SET TASK
Copy every line from the material below that holds "Travel".

DATA FOR PROCESSING
%%

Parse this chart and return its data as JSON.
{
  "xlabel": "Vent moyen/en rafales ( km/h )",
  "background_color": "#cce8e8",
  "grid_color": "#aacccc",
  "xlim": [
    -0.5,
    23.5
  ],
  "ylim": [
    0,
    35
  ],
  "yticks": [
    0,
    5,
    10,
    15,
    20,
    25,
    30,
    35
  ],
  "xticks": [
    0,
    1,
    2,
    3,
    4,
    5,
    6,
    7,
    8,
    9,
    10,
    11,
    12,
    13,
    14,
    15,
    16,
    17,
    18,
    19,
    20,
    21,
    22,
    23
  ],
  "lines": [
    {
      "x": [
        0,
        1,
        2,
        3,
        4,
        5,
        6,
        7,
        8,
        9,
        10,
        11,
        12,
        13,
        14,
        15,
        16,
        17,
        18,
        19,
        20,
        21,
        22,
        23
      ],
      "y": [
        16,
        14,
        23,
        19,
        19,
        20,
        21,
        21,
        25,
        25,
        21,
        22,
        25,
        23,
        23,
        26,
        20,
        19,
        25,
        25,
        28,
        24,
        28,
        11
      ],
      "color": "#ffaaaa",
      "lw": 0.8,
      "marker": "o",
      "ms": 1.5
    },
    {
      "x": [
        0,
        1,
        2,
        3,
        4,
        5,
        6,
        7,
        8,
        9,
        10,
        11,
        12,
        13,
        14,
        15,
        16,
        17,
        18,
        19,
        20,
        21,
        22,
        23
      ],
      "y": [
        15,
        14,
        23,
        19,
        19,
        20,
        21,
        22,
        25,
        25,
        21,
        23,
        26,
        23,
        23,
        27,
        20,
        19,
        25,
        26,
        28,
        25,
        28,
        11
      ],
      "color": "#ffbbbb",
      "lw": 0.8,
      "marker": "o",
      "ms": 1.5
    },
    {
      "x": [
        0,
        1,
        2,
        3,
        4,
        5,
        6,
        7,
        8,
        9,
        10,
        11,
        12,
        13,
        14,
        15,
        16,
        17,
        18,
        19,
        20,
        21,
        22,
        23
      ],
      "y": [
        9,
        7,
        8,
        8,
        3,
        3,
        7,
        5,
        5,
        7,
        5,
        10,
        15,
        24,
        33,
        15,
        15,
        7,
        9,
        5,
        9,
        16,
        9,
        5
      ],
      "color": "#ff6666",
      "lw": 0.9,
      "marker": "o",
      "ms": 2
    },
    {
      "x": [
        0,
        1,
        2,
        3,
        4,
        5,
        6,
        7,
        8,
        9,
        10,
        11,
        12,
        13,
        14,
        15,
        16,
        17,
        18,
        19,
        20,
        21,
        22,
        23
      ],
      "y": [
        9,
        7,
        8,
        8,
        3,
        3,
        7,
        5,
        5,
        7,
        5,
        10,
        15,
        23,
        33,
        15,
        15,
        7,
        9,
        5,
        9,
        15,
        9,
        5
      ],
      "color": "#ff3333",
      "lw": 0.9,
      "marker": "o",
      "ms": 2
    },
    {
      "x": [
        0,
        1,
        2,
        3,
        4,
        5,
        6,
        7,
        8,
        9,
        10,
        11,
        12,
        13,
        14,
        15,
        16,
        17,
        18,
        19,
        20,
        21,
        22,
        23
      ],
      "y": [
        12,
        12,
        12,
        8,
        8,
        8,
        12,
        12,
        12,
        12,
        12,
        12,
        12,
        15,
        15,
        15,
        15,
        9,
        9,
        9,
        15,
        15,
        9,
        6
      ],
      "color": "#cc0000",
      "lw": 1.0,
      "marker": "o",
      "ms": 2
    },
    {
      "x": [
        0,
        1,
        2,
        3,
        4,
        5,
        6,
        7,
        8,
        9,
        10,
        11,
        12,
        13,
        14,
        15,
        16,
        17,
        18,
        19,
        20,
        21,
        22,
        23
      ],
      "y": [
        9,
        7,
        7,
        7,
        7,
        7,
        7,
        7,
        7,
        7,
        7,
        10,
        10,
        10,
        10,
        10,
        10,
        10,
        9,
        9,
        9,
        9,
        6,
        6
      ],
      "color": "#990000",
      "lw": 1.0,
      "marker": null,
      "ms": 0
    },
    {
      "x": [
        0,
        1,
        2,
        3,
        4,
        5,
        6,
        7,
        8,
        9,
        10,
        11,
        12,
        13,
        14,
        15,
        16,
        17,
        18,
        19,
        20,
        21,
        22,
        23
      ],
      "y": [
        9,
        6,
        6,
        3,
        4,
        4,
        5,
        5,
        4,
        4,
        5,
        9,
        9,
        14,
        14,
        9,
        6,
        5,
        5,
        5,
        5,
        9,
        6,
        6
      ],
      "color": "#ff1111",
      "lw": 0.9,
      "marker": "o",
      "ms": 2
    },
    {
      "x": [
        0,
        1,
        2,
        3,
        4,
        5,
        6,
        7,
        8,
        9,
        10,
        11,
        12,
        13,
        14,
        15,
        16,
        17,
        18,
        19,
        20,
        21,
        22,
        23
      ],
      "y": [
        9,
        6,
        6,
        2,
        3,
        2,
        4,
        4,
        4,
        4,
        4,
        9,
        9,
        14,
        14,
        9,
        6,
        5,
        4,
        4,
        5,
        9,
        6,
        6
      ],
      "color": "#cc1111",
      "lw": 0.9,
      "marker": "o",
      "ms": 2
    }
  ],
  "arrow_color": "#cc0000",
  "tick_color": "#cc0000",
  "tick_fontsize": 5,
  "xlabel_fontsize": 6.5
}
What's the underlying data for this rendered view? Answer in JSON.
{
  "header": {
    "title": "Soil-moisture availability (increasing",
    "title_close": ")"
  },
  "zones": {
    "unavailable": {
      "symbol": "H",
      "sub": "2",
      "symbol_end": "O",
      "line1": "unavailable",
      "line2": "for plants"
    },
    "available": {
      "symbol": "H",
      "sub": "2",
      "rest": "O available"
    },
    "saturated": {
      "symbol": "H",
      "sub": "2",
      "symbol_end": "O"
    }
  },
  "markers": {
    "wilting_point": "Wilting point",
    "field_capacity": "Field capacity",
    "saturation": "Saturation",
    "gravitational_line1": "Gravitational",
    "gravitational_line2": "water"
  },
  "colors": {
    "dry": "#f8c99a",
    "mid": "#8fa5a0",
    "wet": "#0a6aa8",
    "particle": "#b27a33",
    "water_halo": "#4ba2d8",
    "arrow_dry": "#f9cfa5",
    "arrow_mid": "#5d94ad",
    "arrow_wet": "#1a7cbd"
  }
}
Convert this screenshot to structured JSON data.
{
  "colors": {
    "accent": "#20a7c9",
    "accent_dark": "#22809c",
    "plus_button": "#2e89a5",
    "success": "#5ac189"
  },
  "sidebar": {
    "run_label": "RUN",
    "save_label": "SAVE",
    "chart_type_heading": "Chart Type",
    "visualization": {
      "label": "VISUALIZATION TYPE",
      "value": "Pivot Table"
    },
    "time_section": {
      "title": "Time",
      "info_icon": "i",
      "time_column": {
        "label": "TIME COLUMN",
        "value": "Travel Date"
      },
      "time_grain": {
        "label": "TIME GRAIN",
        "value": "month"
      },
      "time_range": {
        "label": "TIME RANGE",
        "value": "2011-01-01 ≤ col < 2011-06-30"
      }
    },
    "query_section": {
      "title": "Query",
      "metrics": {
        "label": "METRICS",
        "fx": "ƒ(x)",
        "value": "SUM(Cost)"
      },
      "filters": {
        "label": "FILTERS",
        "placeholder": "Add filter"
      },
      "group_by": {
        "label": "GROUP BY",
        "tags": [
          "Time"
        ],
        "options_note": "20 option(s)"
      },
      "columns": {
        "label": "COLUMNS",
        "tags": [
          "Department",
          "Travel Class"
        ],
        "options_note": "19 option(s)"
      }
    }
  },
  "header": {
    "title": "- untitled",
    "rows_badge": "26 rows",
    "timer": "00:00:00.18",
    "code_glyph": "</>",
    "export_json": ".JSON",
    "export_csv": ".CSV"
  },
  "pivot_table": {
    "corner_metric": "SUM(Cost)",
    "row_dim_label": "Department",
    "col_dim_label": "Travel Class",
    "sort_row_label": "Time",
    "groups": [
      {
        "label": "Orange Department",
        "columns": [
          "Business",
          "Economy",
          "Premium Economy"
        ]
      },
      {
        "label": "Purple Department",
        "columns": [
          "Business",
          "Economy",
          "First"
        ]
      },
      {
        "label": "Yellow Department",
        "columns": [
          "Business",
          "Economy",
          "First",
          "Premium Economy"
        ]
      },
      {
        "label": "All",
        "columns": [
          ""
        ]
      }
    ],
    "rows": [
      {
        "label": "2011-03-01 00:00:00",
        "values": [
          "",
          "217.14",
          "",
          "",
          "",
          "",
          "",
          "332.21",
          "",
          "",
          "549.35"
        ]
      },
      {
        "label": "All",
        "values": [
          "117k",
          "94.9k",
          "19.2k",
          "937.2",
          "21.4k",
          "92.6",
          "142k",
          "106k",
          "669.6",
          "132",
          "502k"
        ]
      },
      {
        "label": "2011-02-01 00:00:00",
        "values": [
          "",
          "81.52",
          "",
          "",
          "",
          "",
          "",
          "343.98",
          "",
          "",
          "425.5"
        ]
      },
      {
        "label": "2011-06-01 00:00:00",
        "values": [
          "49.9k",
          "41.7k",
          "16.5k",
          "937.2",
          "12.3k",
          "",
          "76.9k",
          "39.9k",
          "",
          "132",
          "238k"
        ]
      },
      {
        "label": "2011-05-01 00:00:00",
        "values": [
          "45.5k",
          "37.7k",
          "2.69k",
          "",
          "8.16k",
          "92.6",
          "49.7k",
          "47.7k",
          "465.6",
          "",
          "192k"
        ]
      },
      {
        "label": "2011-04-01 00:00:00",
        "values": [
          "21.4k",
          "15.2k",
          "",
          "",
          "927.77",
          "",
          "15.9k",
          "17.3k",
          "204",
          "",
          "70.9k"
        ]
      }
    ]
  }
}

%%

REPLY
        "value": "Travel Date"
          "Travel Class"
    "col_dim_label": "Travel Class",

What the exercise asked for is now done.